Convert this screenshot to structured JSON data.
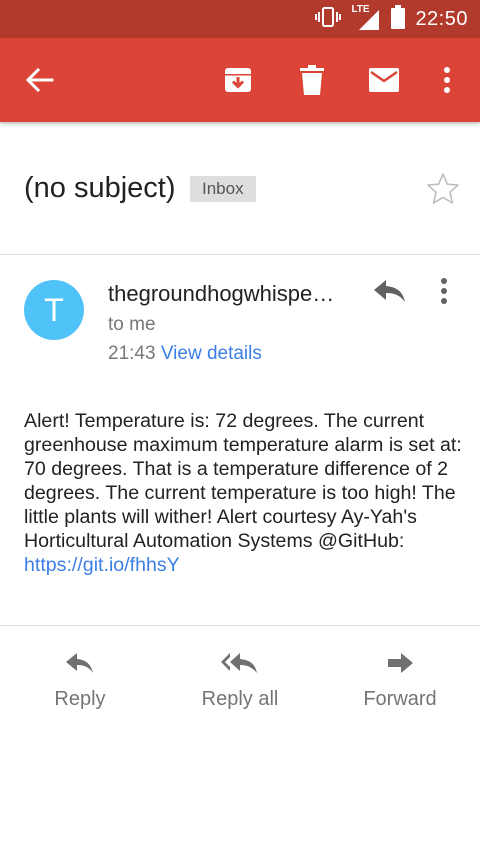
{
  "status_bar": {
    "network": "LTE",
    "time": "22:50"
  },
  "toolbar": {
    "back_icon": "arrow-back-icon",
    "archive_icon": "archive-icon",
    "delete_icon": "delete-icon",
    "mark_unread_icon": "mail-icon",
    "more_icon": "more-vert-icon"
  },
  "email": {
    "subject": "(no subject)",
    "label": "Inbox",
    "sender_initial": "T",
    "sender": "thegroundhogwhispe…",
    "recipient": "to me",
    "time": "21:43",
    "view_details": "View details",
    "body": "Alert! Temperature is: 72 degrees. The current greenhouse maximum temperature alarm is set at: 70 degrees. That is a temperature difference of 2 degrees. The current temperature is too high! The little plants will wither! Alert courtesy Ay-Yah's Horticultural Automation Systems @GitHub:",
    "body_link": "https://git.io/fhhsY"
  },
  "actions": {
    "reply": "Reply",
    "reply_all": "Reply all",
    "forward": "Forward"
  },
  "colors": {
    "status_bar": "#b23a2c",
    "toolbar": "#db4437",
    "avatar": "#4fc3f7",
    "link": "#3b7fe6"
  }
}
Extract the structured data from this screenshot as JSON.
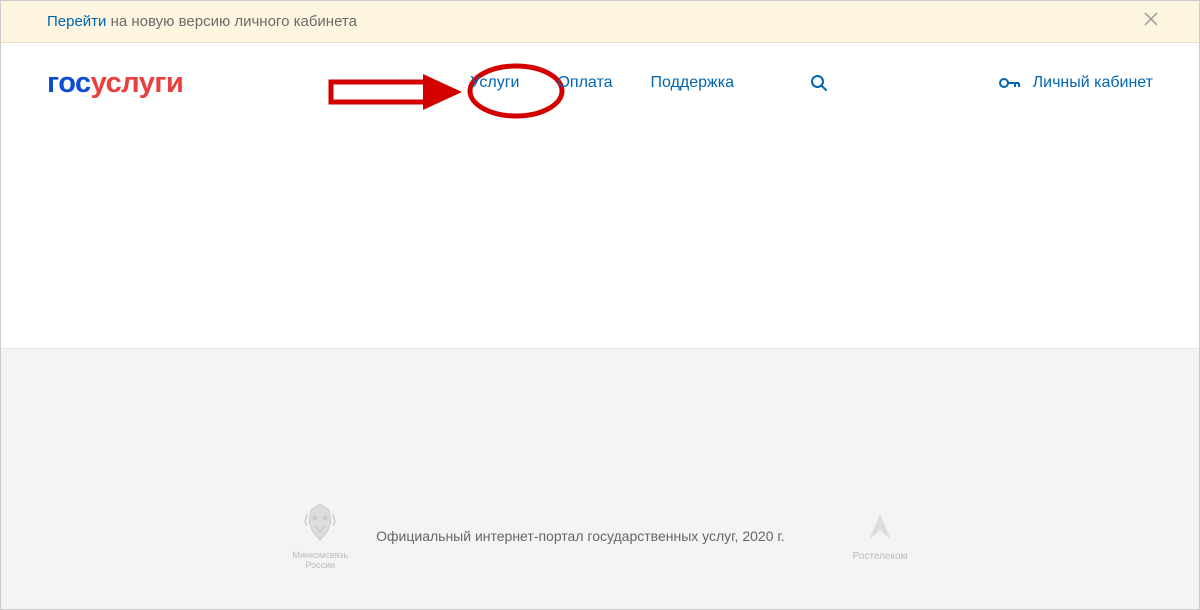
{
  "banner": {
    "link_text": "Перейти",
    "rest_text": " на новую версию личного кабинета"
  },
  "logo": {
    "gos": "гос",
    "uslugi": "услуги"
  },
  "nav": {
    "services": "Услуги",
    "payment": "Оплата",
    "support": "Поддержка"
  },
  "account": {
    "label": "Личный кабинет"
  },
  "footer": {
    "ministry_line1": "Минкомсвязь",
    "ministry_line2": "России",
    "main_text": "Официальный интернет-портал государственных услуг, 2020 г.",
    "rostelekom": "Ростелеком"
  }
}
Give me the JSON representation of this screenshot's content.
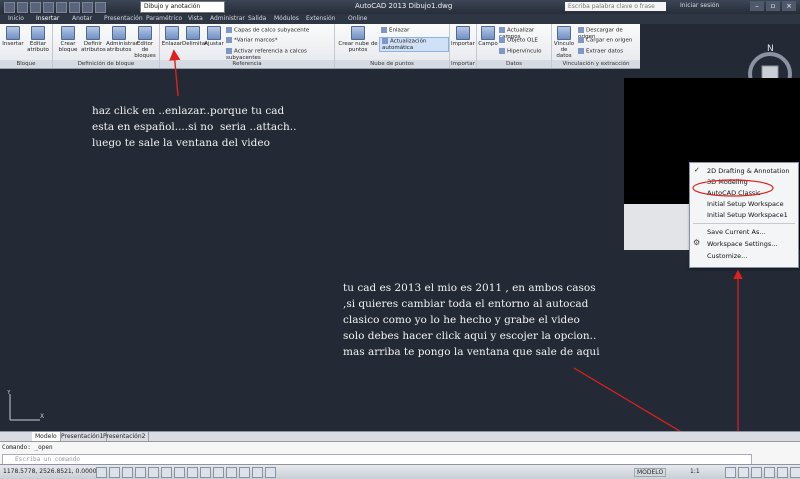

=====

(Stated problem): Print out every entry above without changing a word, and leave out the pictures.

(Result below):
Convert this screenshot to structured JSON data.
{
  "status_bar": {
    "network": "LTE",
    "time": "22:50"
  },
  "toolbar": {
    "back_icon": "arrow-back-icon",
    "archive_icon": "archive-icon",
    "delete_icon": "delete-icon",
    "mark_unread_icon": "mail-icon",
    "more_icon": "more-vert-icon"
  },
  "email": {
    "subject": "(no subject)",
    "label": "Inbox",
    "sender_initial": "T",
    "sender": "thegroundhogwhispe…",
    "recipient": "to me",
    "time": "21:43",
    "view_details": "View details",
    "body": "Alert! Temperature is: 72 degrees. The current greenhouse maximum temperature alarm is set at: 70 degrees. That is a temperature difference of 2 degrees. The current temperature is too high! The little plants will wither! Alert courtesy Ay-Yah's Horticultural Automation Systems @GitHub:",
    "body_link": "https://git.io/fhhsY"
  },
  "actions": {
    "reply": "Reply",
    "reply_all": "Reply all",
    "forward": "Forward"
  },
  "colors": {
    "status_bar": "#b23a2c",
    "toolbar": "#db4437",
    "avatar": "#4fc3f7",
    "link": "#3b7fe6"
  }
}
Extract the structured data from this screenshot as JSON.
{
  "banner": {
    "link_text": "Перейти",
    "rest_text": " на новую версию личного кабинета"
  },
  "logo": {
    "gos": "гос",
    "uslugi": "услуги"
  },
  "nav": {
    "services": "Услуги",
    "payment": "Оплата",
    "support": "Поддержка"
  },
  "account": {
    "label": "Личный кабинет"
  },
  "footer": {
    "ministry_line1": "Минкомсвязь",
    "ministry_line2": "России",
    "main_text": "Официальный интернет-портал государственных услуг, 2020 г.",
    "rostelekom": "Ростелеком"
  }
}
Give me the JSON representation of this screenshot's content.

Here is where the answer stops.